> **PROBLEM TO SOLVE**
Write out the records beneath this line exactly as they appear, minus any images.
--- Start of PROVIDED RECORDS ---
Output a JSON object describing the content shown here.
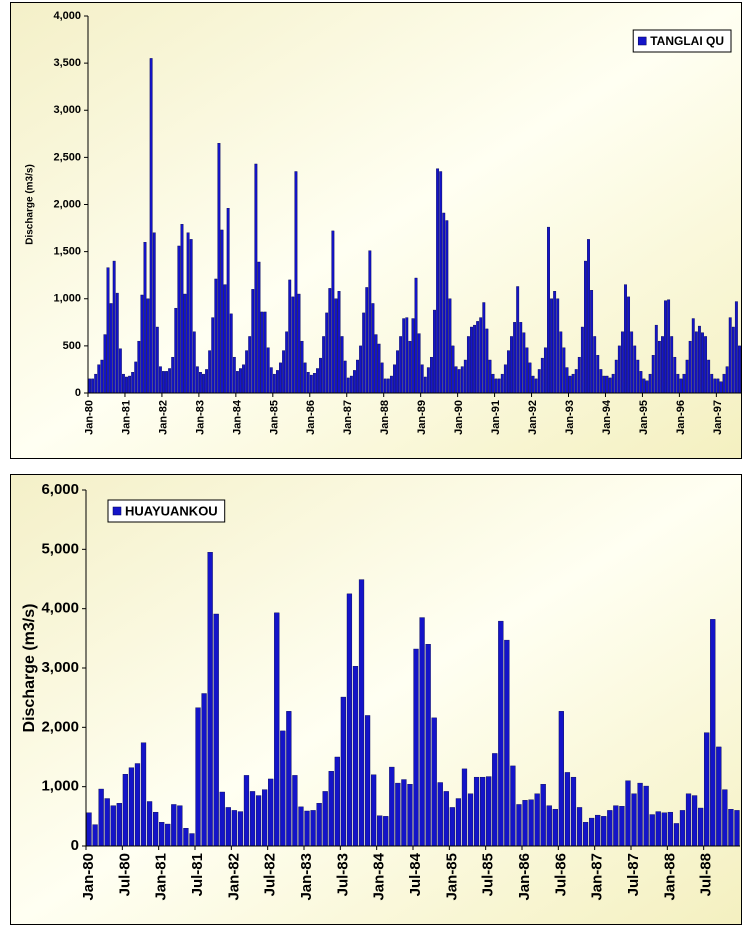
{
  "chart_data": [
    {
      "type": "bar",
      "y_label": "Discharge (m3/s)",
      "legend": "top-right",
      "categories": [
        "Jan-80",
        null,
        null,
        null,
        null,
        null,
        null,
        null,
        null,
        null,
        null,
        null,
        "Jan-81",
        null,
        null,
        null,
        null,
        null,
        null,
        null,
        null,
        null,
        null,
        null,
        "Jan-82",
        null,
        null,
        null,
        null,
        null,
        null,
        null,
        null,
        null,
        null,
        null,
        "Jan-83",
        null,
        null,
        null,
        null,
        null,
        null,
        null,
        null,
        null,
        null,
        null,
        "Jan-84",
        null,
        null,
        null,
        null,
        null,
        null,
        null,
        null,
        null,
        null,
        null,
        "Jan-85",
        null,
        null,
        null,
        null,
        null,
        null,
        null,
        null,
        null,
        null,
        null,
        "Jan-86",
        null,
        null,
        null,
        null,
        null,
        null,
        null,
        null,
        null,
        null,
        null,
        "Jan-87",
        null,
        null,
        null,
        null,
        null,
        null,
        null,
        null,
        null,
        null,
        null,
        "Jan-88",
        null,
        null,
        null,
        null,
        null,
        null,
        null,
        null,
        null,
        null,
        null,
        "Jan-89",
        null,
        null,
        null,
        null,
        null,
        null,
        null,
        null,
        null,
        null,
        null,
        "Jan-90",
        null,
        null,
        null,
        null,
        null,
        null,
        null,
        null,
        null,
        null,
        null,
        "Jan-91",
        null,
        null,
        null,
        null,
        null,
        null,
        null,
        null,
        null,
        null,
        null,
        "Jan-92",
        null,
        null,
        null,
        null,
        null,
        null,
        null,
        null,
        null,
        null,
        null,
        "Jan-93",
        null,
        null,
        null,
        null,
        null,
        null,
        null,
        null,
        null,
        null,
        null,
        "Jan-94",
        null,
        null,
        null,
        null,
        null,
        null,
        null,
        null,
        null,
        null,
        null,
        "Jan-95",
        null,
        null,
        null,
        null,
        null,
        null,
        null,
        null,
        null,
        null,
        null,
        "Jan-96",
        null,
        null,
        null,
        null,
        null,
        null,
        null,
        null,
        null,
        null,
        null,
        "Jan-97",
        null,
        null,
        null,
        null,
        null,
        null,
        null
      ],
      "series": [
        {
          "name": "TANGLAI QU",
          "color": "#1414c8",
          "values": [
            150,
            150,
            200,
            300,
            350,
            620,
            1330,
            950,
            1400,
            1060,
            470,
            200,
            170,
            180,
            220,
            330,
            550,
            1040,
            1600,
            1000,
            3550,
            1700,
            700,
            280,
            230,
            230,
            260,
            380,
            900,
            1560,
            1790,
            1050,
            1700,
            1630,
            650,
            280,
            220,
            200,
            250,
            450,
            800,
            1210,
            2650,
            1730,
            1150,
            1960,
            840,
            380,
            230,
            260,
            300,
            450,
            600,
            1100,
            2430,
            1390,
            860,
            860,
            480,
            270,
            200,
            240,
            320,
            450,
            650,
            1200,
            1020,
            2350,
            1050,
            550,
            320,
            220,
            190,
            210,
            260,
            370,
            600,
            850,
            1110,
            1720,
            1000,
            1080,
            600,
            340,
            160,
            180,
            240,
            350,
            500,
            850,
            1120,
            1510,
            950,
            620,
            520,
            320,
            150,
            150,
            180,
            300,
            450,
            600,
            790,
            800,
            550,
            790,
            1220,
            630,
            300,
            170,
            270,
            380,
            880,
            2380,
            2350,
            1910,
            1830,
            1000,
            500,
            280,
            250,
            280,
            350,
            600,
            700,
            720,
            760,
            800,
            960,
            680,
            350,
            200,
            150,
            150,
            200,
            300,
            450,
            600,
            750,
            1130,
            750,
            640,
            480,
            320,
            180,
            150,
            250,
            370,
            480,
            1760,
            1000,
            1080,
            1000,
            650,
            480,
            270,
            180,
            200,
            250,
            380,
            700,
            1400,
            1630,
            1090,
            600,
            400,
            250,
            180,
            180,
            160,
            200,
            350,
            500,
            650,
            1150,
            1020,
            650,
            500,
            350,
            230,
            150,
            130,
            200,
            400,
            720,
            550,
            600,
            980,
            990,
            600,
            380,
            200,
            150,
            200,
            350,
            550,
            790,
            650,
            710,
            640,
            600,
            350,
            200,
            150,
            150,
            120,
            200,
            280,
            800,
            700,
            970,
            500
          ]
        }
      ],
      "ylim": [
        0,
        4000
      ],
      "yticks": [
        0,
        500,
        {
          "value": 1000,
          "label": "1,000"
        },
        {
          "value": 1500,
          "label": "1,500"
        },
        {
          "value": 2000,
          "label": "2,000"
        },
        {
          "value": 2500,
          "label": "2,500"
        },
        {
          "value": 3000,
          "label": "3,000"
        },
        {
          "value": 3500,
          "label": "3,500"
        },
        {
          "value": 4000,
          "label": "4,000"
        }
      ]
    },
    {
      "type": "bar",
      "y_label": "Discharge (m3/s)",
      "legend": "top-left",
      "categories": [
        "Jan-80",
        null,
        null,
        null,
        null,
        null,
        "Jul-80",
        null,
        null,
        null,
        null,
        null,
        "Jan-81",
        null,
        null,
        null,
        null,
        null,
        "Jul-81",
        null,
        null,
        null,
        null,
        null,
        "Jan-82",
        null,
        null,
        null,
        null,
        null,
        "Jul-82",
        null,
        null,
        null,
        null,
        null,
        "Jan-83",
        null,
        null,
        null,
        null,
        null,
        "Jul-83",
        null,
        null,
        null,
        null,
        null,
        "Jan-84",
        null,
        null,
        null,
        null,
        null,
        "Jul-84",
        null,
        null,
        null,
        null,
        null,
        "Jan-85",
        null,
        null,
        null,
        null,
        null,
        "Jul-85",
        null,
        null,
        null,
        null,
        null,
        "Jan-86",
        null,
        null,
        null,
        null,
        null,
        "Jul-86",
        null,
        null,
        null,
        null,
        null,
        "Jan-87",
        null,
        null,
        null,
        null,
        null,
        "Jul-87",
        null,
        null,
        null,
        null,
        null,
        "Jan-88",
        null,
        null,
        null,
        null,
        null,
        "Jul-88",
        null,
        null,
        null,
        null,
        null
      ],
      "series": [
        {
          "name": "HUAYUANKOU",
          "color": "#1414c8",
          "values": [
            560,
            360,
            960,
            800,
            680,
            720,
            1210,
            1320,
            1390,
            1740,
            750,
            570,
            400,
            370,
            700,
            680,
            300,
            210,
            2330,
            2570,
            4950,
            3910,
            910,
            650,
            600,
            580,
            1190,
            920,
            850,
            950,
            1130,
            3930,
            1940,
            2270,
            1190,
            660,
            590,
            600,
            720,
            920,
            1260,
            1500,
            2510,
            4250,
            3030,
            4490,
            2200,
            1200,
            510,
            500,
            1330,
            1060,
            1120,
            1040,
            3320,
            3850,
            3400,
            2160,
            1070,
            920,
            650,
            800,
            1300,
            880,
            1160,
            1160,
            1170,
            1560,
            3790,
            3470,
            1350,
            700,
            770,
            780,
            880,
            1040,
            680,
            620,
            2270,
            1240,
            1160,
            650,
            400,
            470,
            520,
            500,
            600,
            680,
            670,
            1100,
            880,
            1060,
            1010,
            530,
            580,
            560,
            570,
            380,
            600,
            880,
            850,
            640,
            1910,
            3820,
            1670,
            950,
            620,
            600
          ]
        }
      ],
      "ylim": [
        0,
        6000
      ],
      "yticks": [
        0,
        {
          "value": 1000,
          "label": "1,000"
        },
        {
          "value": 2000,
          "label": "2,000"
        },
        {
          "value": 3000,
          "label": "3,000"
        },
        {
          "value": 4000,
          "label": "4,000"
        },
        {
          "value": 5000,
          "label": "5,000"
        },
        {
          "value": 6000,
          "label": "6,000"
        }
      ]
    }
  ]
}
--- End of PROVIDED RECORDS ---
> **COMPLETE ANSWER**
Output a JSON object describing the content shown here.
{
  "chart_data": [
    {
      "type": "bar",
      "y_label": "Discharge (m3/s)",
      "legend": "top-right",
      "categories": [
        "Jan-80",
        null,
        null,
        null,
        null,
        null,
        null,
        null,
        null,
        null,
        null,
        null,
        "Jan-81",
        null,
        null,
        null,
        null,
        null,
        null,
        null,
        null,
        null,
        null,
        null,
        "Jan-82",
        null,
        null,
        null,
        null,
        null,
        null,
        null,
        null,
        null,
        null,
        null,
        "Jan-83",
        null,
        null,
        null,
        null,
        null,
        null,
        null,
        null,
        null,
        null,
        null,
        "Jan-84",
        null,
        null,
        null,
        null,
        null,
        null,
        null,
        null,
        null,
        null,
        null,
        "Jan-85",
        null,
        null,
        null,
        null,
        null,
        null,
        null,
        null,
        null,
        null,
        null,
        "Jan-86",
        null,
        null,
        null,
        null,
        null,
        null,
        null,
        null,
        null,
        null,
        null,
        "Jan-87",
        null,
        null,
        null,
        null,
        null,
        null,
        null,
        null,
        null,
        null,
        null,
        "Jan-88",
        null,
        null,
        null,
        null,
        null,
        null,
        null,
        null,
        null,
        null,
        null,
        "Jan-89",
        null,
        null,
        null,
        null,
        null,
        null,
        null,
        null,
        null,
        null,
        null,
        "Jan-90",
        null,
        null,
        null,
        null,
        null,
        null,
        null,
        null,
        null,
        null,
        null,
        "Jan-91",
        null,
        null,
        null,
        null,
        null,
        null,
        null,
        null,
        null,
        null,
        null,
        "Jan-92",
        null,
        null,
        null,
        null,
        null,
        null,
        null,
        null,
        null,
        null,
        null,
        "Jan-93",
        null,
        null,
        null,
        null,
        null,
        null,
        null,
        null,
        null,
        null,
        null,
        "Jan-94",
        null,
        null,
        null,
        null,
        null,
        null,
        null,
        null,
        null,
        null,
        null,
        "Jan-95",
        null,
        null,
        null,
        null,
        null,
        null,
        null,
        null,
        null,
        null,
        null,
        "Jan-96",
        null,
        null,
        null,
        null,
        null,
        null,
        null,
        null,
        null,
        null,
        null,
        "Jan-97",
        null,
        null,
        null,
        null,
        null,
        null,
        null
      ],
      "series": [
        {
          "name": "TANGLAI QU",
          "color": "#1414c8",
          "values": [
            150,
            150,
            200,
            300,
            350,
            620,
            1330,
            950,
            1400,
            1060,
            470,
            200,
            170,
            180,
            220,
            330,
            550,
            1040,
            1600,
            1000,
            3550,
            1700,
            700,
            280,
            230,
            230,
            260,
            380,
            900,
            1560,
            1790,
            1050,
            1700,
            1630,
            650,
            280,
            220,
            200,
            250,
            450,
            800,
            1210,
            2650,
            1730,
            1150,
            1960,
            840,
            380,
            230,
            260,
            300,
            450,
            600,
            1100,
            2430,
            1390,
            860,
            860,
            480,
            270,
            200,
            240,
            320,
            450,
            650,
            1200,
            1020,
            2350,
            1050,
            550,
            320,
            220,
            190,
            210,
            260,
            370,
            600,
            850,
            1110,
            1720,
            1000,
            1080,
            600,
            340,
            160,
            180,
            240,
            350,
            500,
            850,
            1120,
            1510,
            950,
            620,
            520,
            320,
            150,
            150,
            180,
            300,
            450,
            600,
            790,
            800,
            550,
            790,
            1220,
            630,
            300,
            170,
            270,
            380,
            880,
            2380,
            2350,
            1910,
            1830,
            1000,
            500,
            280,
            250,
            280,
            350,
            600,
            700,
            720,
            760,
            800,
            960,
            680,
            350,
            200,
            150,
            150,
            200,
            300,
            450,
            600,
            750,
            1130,
            750,
            640,
            480,
            320,
            180,
            150,
            250,
            370,
            480,
            1760,
            1000,
            1080,
            1000,
            650,
            480,
            270,
            180,
            200,
            250,
            380,
            700,
            1400,
            1630,
            1090,
            600,
            400,
            250,
            180,
            180,
            160,
            200,
            350,
            500,
            650,
            1150,
            1020,
            650,
            500,
            350,
            230,
            150,
            130,
            200,
            400,
            720,
            550,
            600,
            980,
            990,
            600,
            380,
            200,
            150,
            200,
            350,
            550,
            790,
            650,
            710,
            640,
            600,
            350,
            200,
            150,
            150,
            120,
            200,
            280,
            800,
            700,
            970,
            500
          ]
        }
      ],
      "ylim": [
        0,
        4000
      ],
      "yticks": [
        0,
        500,
        {
          "value": 1000,
          "label": "1,000"
        },
        {
          "value": 1500,
          "label": "1,500"
        },
        {
          "value": 2000,
          "label": "2,000"
        },
        {
          "value": 2500,
          "label": "2,500"
        },
        {
          "value": 3000,
          "label": "3,000"
        },
        {
          "value": 3500,
          "label": "3,500"
        },
        {
          "value": 4000,
          "label": "4,000"
        }
      ]
    },
    {
      "type": "bar",
      "y_label": "Discharge (m3/s)",
      "legend": "top-left",
      "categories": [
        "Jan-80",
        null,
        null,
        null,
        null,
        null,
        "Jul-80",
        null,
        null,
        null,
        null,
        null,
        "Jan-81",
        null,
        null,
        null,
        null,
        null,
        "Jul-81",
        null,
        null,
        null,
        null,
        null,
        "Jan-82",
        null,
        null,
        null,
        null,
        null,
        "Jul-82",
        null,
        null,
        null,
        null,
        null,
        "Jan-83",
        null,
        null,
        null,
        null,
        null,
        "Jul-83",
        null,
        null,
        null,
        null,
        null,
        "Jan-84",
        null,
        null,
        null,
        null,
        null,
        "Jul-84",
        null,
        null,
        null,
        null,
        null,
        "Jan-85",
        null,
        null,
        null,
        null,
        null,
        "Jul-85",
        null,
        null,
        null,
        null,
        null,
        "Jan-86",
        null,
        null,
        null,
        null,
        null,
        "Jul-86",
        null,
        null,
        null,
        null,
        null,
        "Jan-87",
        null,
        null,
        null,
        null,
        null,
        "Jul-87",
        null,
        null,
        null,
        null,
        null,
        "Jan-88",
        null,
        null,
        null,
        null,
        null,
        "Jul-88",
        null,
        null,
        null,
        null,
        null
      ],
      "series": [
        {
          "name": "HUAYUANKOU",
          "color": "#1414c8",
          "values": [
            560,
            360,
            960,
            800,
            680,
            720,
            1210,
            1320,
            1390,
            1740,
            750,
            570,
            400,
            370,
            700,
            680,
            300,
            210,
            2330,
            2570,
            4950,
            3910,
            910,
            650,
            600,
            580,
            1190,
            920,
            850,
            950,
            1130,
            3930,
            1940,
            2270,
            1190,
            660,
            590,
            600,
            720,
            920,
            1260,
            1500,
            2510,
            4250,
            3030,
            4490,
            2200,
            1200,
            510,
            500,
            1330,
            1060,
            1120,
            1040,
            3320,
            3850,
            3400,
            2160,
            1070,
            920,
            650,
            800,
            1300,
            880,
            1160,
            1160,
            1170,
            1560,
            3790,
            3470,
            1350,
            700,
            770,
            780,
            880,
            1040,
            680,
            620,
            2270,
            1240,
            1160,
            650,
            400,
            470,
            520,
            500,
            600,
            680,
            670,
            1100,
            880,
            1060,
            1010,
            530,
            580,
            560,
            570,
            380,
            600,
            880,
            850,
            640,
            1910,
            3820,
            1670,
            950,
            620,
            600
          ]
        }
      ],
      "ylim": [
        0,
        6000
      ],
      "yticks": [
        0,
        {
          "value": 1000,
          "label": "1,000"
        },
        {
          "value": 2000,
          "label": "2,000"
        },
        {
          "value": 3000,
          "label": "3,000"
        },
        {
          "value": 4000,
          "label": "4,000"
        },
        {
          "value": 5000,
          "label": "5,000"
        },
        {
          "value": 6000,
          "label": "6,000"
        }
      ]
    }
  ]
}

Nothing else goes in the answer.